══ PROVIDED RECORDS ══
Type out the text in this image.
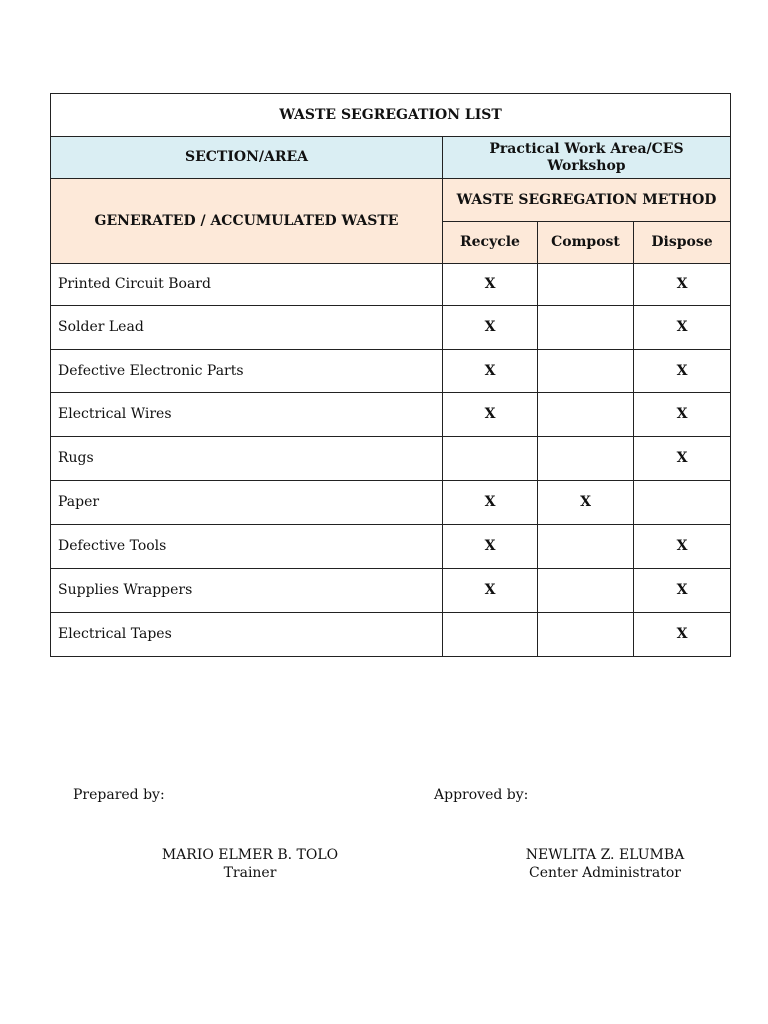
WASTE SEGREGATION LIST			
SECTION/AREA	Practical Work Area/CES Workshop		
GENERATED / ACCUMULATED WASTE	WASTE SEGREGATION METHOD		
	Recycle	Compost	Dispose
Printed Circuit Board	X		X
Solder Lead	X		X
Defective Electronic Parts	X		X
Electrical Wires	X		X
Rugs			X
Paper	X	X	
Defective Tools	X		X
Supplies Wrappers	X		X
Electrical Tapes			X
Prepared by:	Approved by:
MARIO ELMER B. TOLO
Trainer
NEWLITA Z. ELUMBA
Center Administrator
═══
__JOB__: Every record above should come back exactly, but without its pictures.

__THE OUTPUT__:
Type out the text in this image.
WASTE SEGREGATION LIST			
SECTION/AREA	Practical Work Area/CES Workshop		
GENERATED / ACCUMULATED WASTE	WASTE SEGREGATION METHOD		
	Recycle	Compost	Dispose
Printed Circuit Board	X		X
Solder Lead	X		X
Defective Electronic Parts	X		X
Electrical Wires	X		X
Rugs			X
Paper	X	X	
Defective Tools	X		X
Supplies Wrappers	X		X
Electrical Tapes			X
Prepared by:	Approved by:
MARIO ELMER B. TOLO
Trainer
NEWLITA Z. ELUMBA
Center Administrator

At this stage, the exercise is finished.